— START Provided information —

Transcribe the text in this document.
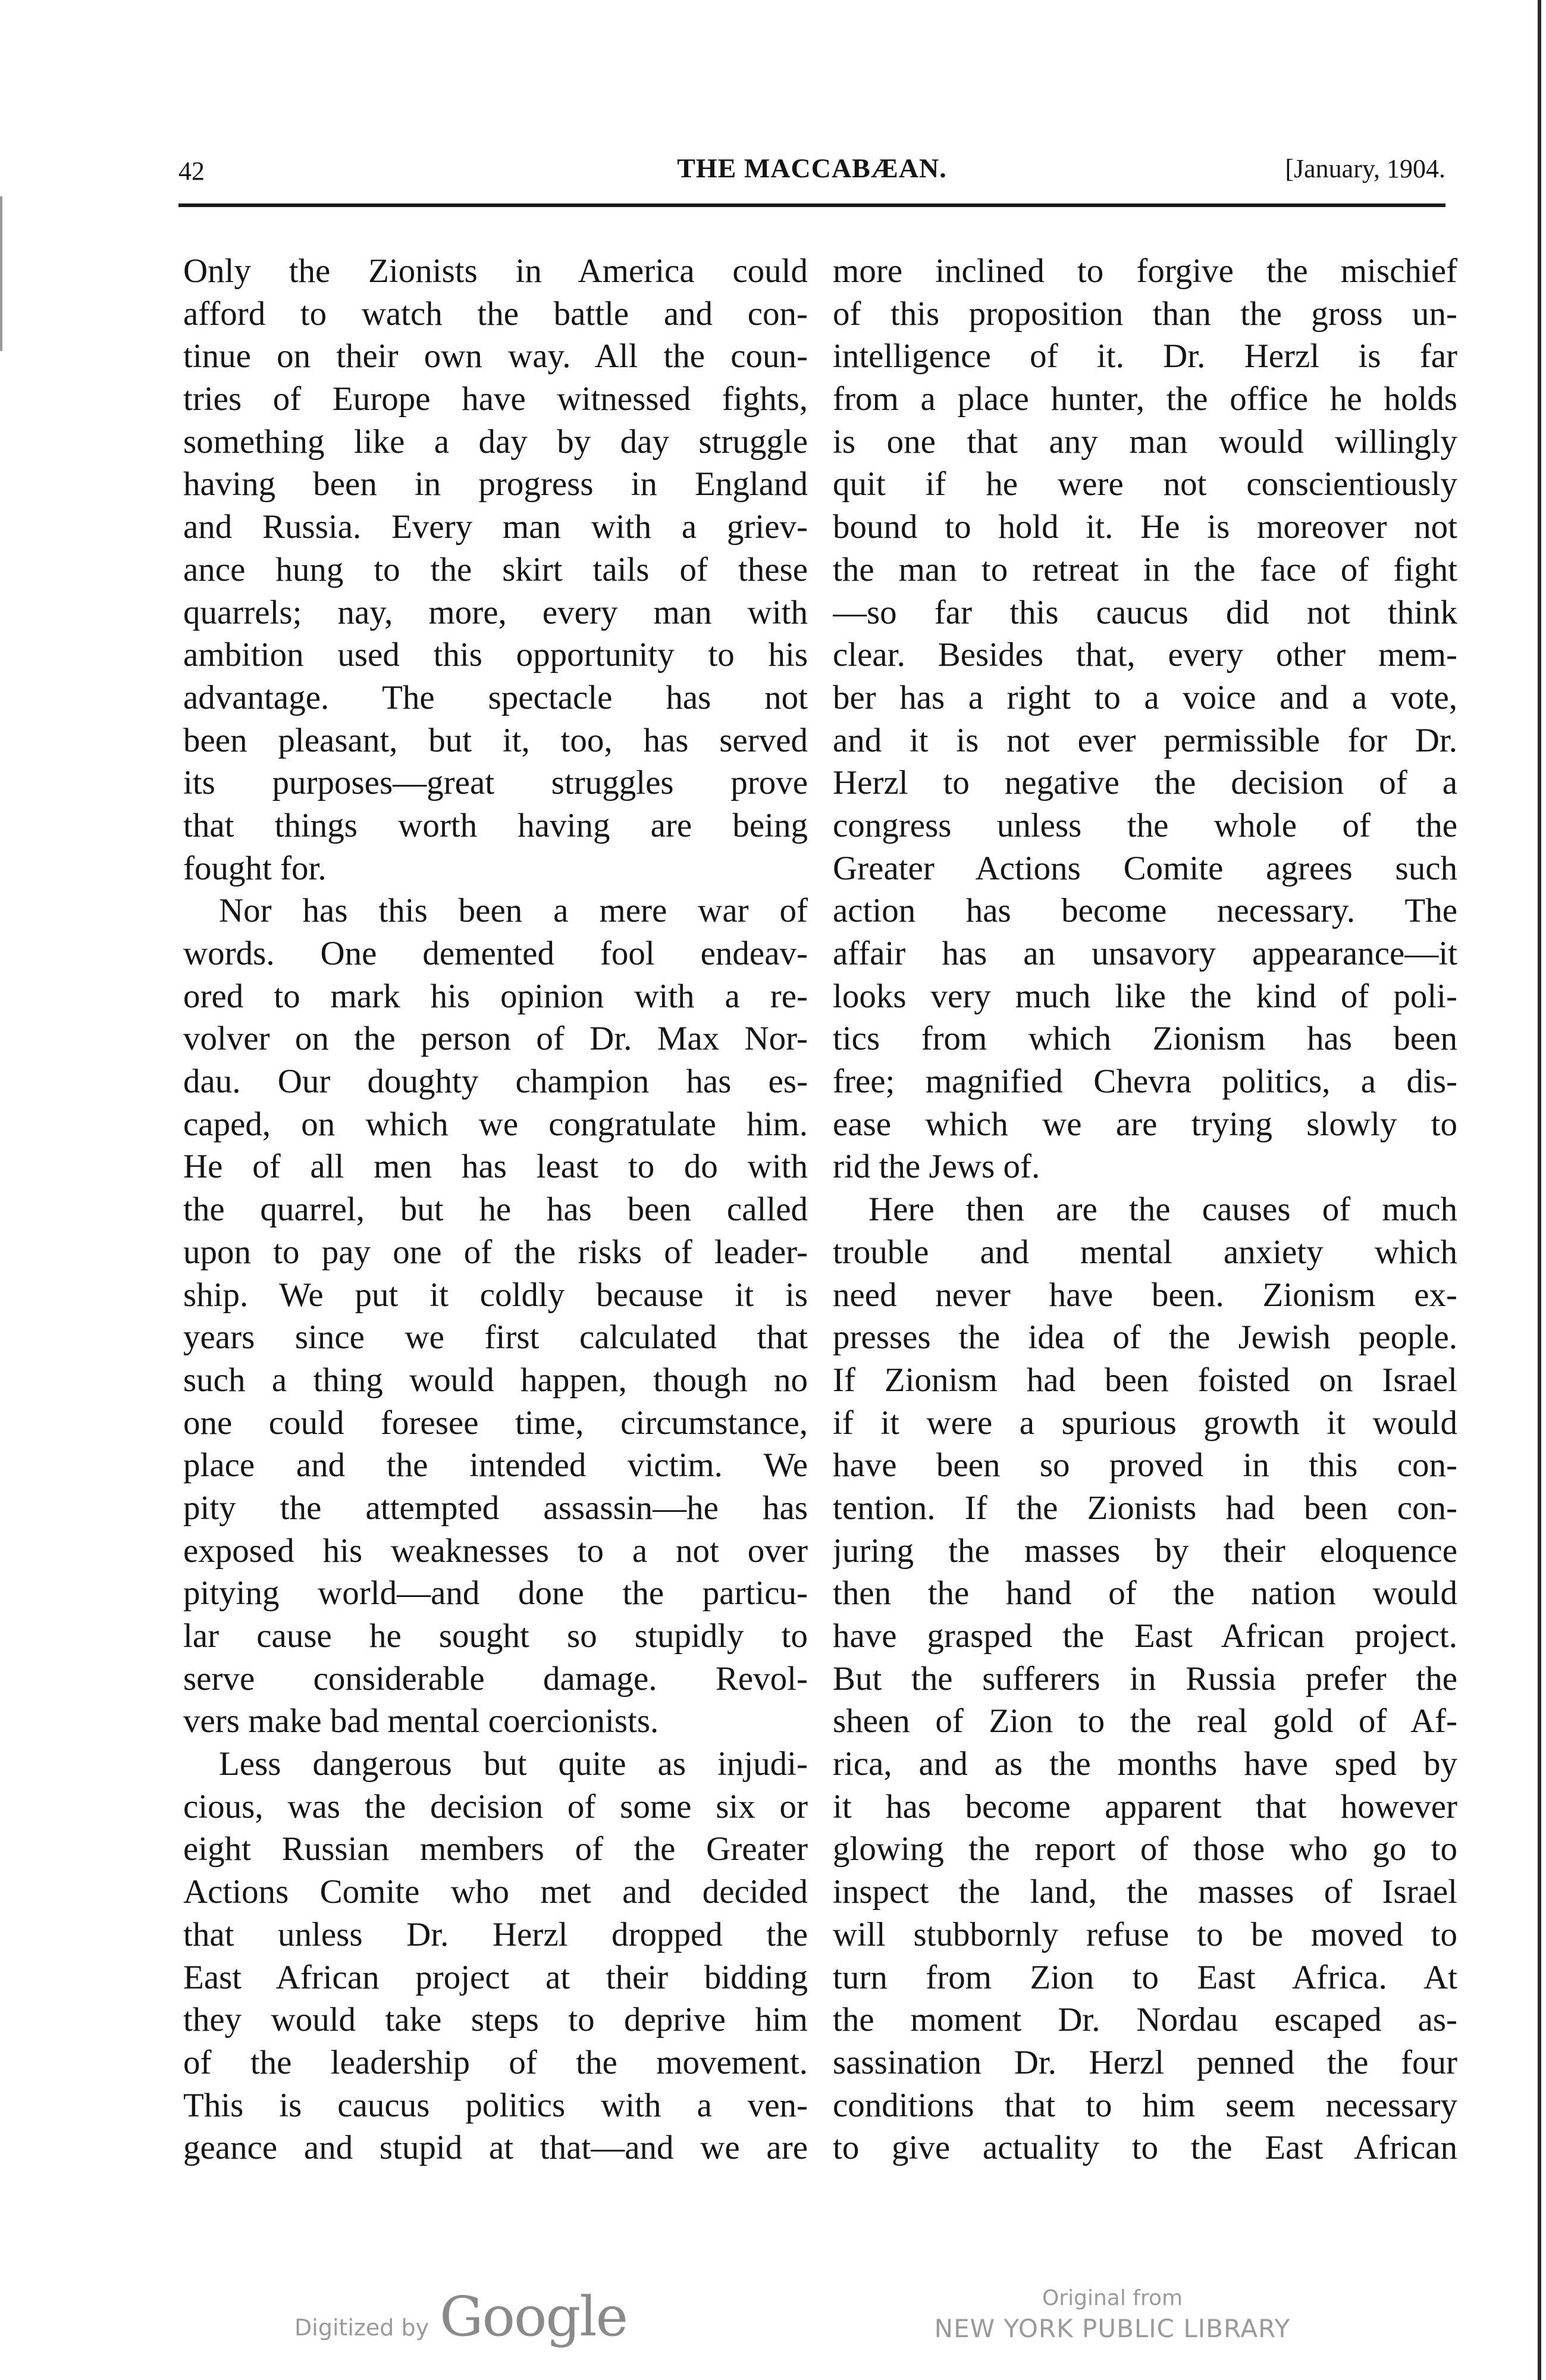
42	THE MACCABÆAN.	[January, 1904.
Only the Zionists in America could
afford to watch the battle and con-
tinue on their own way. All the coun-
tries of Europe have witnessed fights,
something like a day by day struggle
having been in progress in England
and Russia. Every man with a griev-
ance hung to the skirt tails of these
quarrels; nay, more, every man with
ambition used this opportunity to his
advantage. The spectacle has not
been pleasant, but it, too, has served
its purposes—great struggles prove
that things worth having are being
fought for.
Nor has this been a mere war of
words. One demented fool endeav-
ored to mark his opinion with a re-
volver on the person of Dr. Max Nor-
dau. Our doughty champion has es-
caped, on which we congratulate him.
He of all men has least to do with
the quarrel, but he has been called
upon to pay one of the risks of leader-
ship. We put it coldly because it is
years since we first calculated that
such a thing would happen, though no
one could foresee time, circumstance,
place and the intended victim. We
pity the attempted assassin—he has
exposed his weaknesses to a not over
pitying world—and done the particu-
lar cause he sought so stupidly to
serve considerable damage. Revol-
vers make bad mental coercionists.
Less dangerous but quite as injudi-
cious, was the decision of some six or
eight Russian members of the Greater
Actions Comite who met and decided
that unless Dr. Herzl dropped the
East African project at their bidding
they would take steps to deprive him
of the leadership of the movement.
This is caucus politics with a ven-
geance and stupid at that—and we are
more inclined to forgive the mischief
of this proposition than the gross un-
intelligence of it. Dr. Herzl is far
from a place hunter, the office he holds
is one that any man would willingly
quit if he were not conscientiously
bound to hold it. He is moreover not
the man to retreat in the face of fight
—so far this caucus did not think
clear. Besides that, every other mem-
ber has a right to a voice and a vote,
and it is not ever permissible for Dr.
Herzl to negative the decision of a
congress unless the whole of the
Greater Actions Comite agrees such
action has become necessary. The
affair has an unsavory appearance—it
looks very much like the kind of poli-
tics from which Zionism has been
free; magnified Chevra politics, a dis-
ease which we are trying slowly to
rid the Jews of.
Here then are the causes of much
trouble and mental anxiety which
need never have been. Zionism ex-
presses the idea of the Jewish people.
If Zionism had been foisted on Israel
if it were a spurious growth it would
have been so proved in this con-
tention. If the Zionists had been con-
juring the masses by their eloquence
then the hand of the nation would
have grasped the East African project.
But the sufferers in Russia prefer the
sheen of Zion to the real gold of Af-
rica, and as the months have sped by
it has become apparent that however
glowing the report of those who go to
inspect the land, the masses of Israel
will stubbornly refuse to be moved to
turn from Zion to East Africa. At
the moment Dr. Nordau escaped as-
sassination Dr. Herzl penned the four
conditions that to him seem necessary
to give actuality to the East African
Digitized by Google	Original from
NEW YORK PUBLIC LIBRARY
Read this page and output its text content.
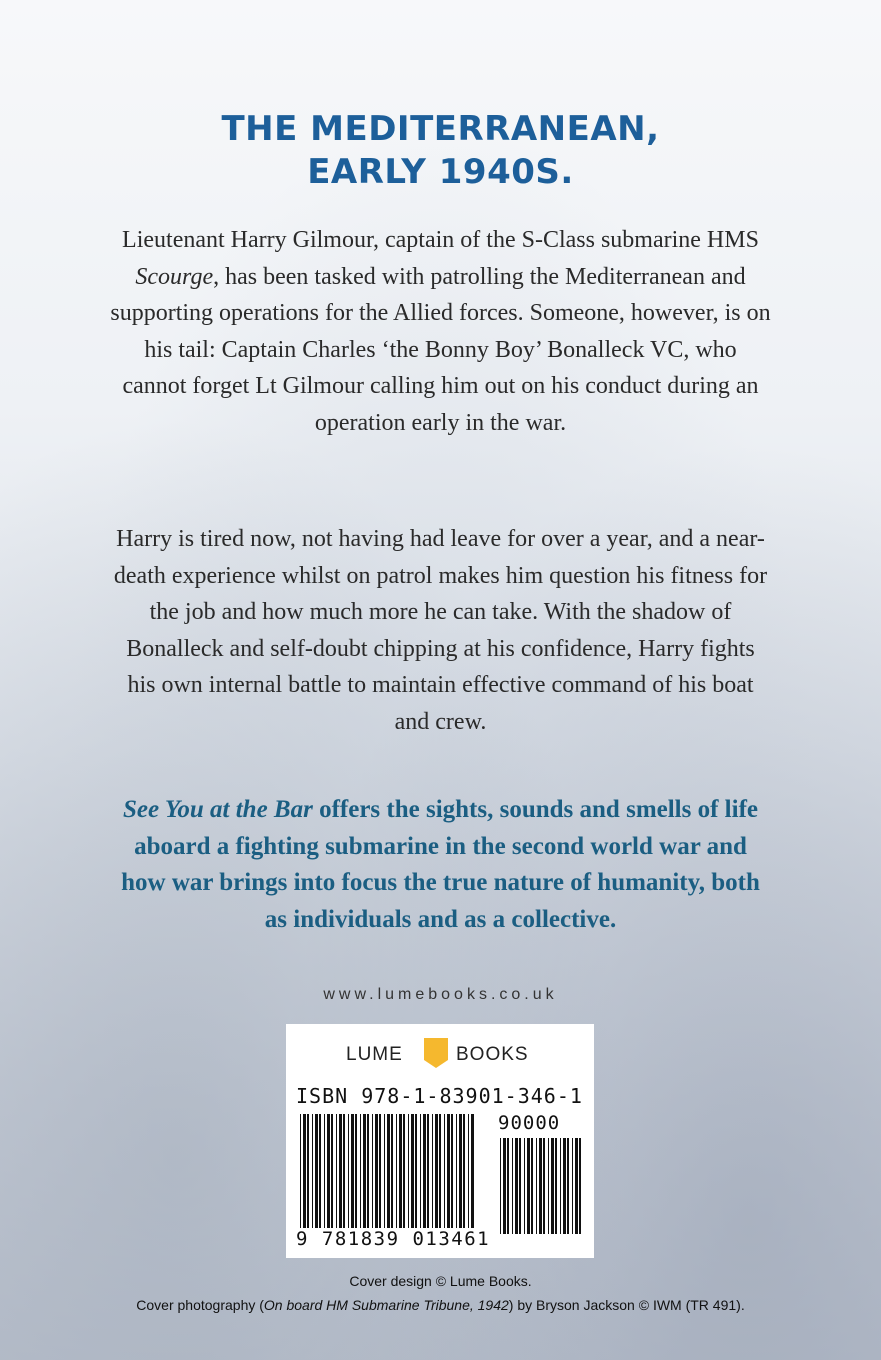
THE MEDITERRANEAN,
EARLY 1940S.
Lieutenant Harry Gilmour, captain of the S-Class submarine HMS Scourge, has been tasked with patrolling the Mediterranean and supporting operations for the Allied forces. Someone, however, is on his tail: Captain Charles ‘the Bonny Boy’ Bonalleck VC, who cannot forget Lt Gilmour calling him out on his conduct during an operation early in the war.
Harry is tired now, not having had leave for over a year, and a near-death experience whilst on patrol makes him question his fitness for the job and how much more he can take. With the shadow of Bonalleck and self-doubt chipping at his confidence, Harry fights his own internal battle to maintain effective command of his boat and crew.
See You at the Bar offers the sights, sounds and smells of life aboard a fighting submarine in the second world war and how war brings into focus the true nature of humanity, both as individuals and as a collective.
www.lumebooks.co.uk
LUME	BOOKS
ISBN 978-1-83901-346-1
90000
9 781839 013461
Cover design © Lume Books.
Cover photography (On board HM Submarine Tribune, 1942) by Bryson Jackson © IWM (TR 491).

— END Provided information —

Lines from the records above that hold "been" are the ones to list.

having been in progress in England
been pleasant, but it, too, has served
Nor has this been a mere war of
the quarrel, but he has been called
tics from which Zionism has been
need never have been. Zionism ex-
If Zionism had been foisted on Israel
have been so proved in this con-
tention. If the Zionists had been con-
Lieutenant Harry Gilmour, captain of the S-Class submarine HMS Scourge, has been tasked with patrolling the Mediterranean and supporting operations for the Allied forces. Someone, however, is on his tail: Captain Charles ‘the Bonny Boy’ Bonalleck VC, who cannot forget Lt Gilmour calling him out on his conduct during an operation early in the war.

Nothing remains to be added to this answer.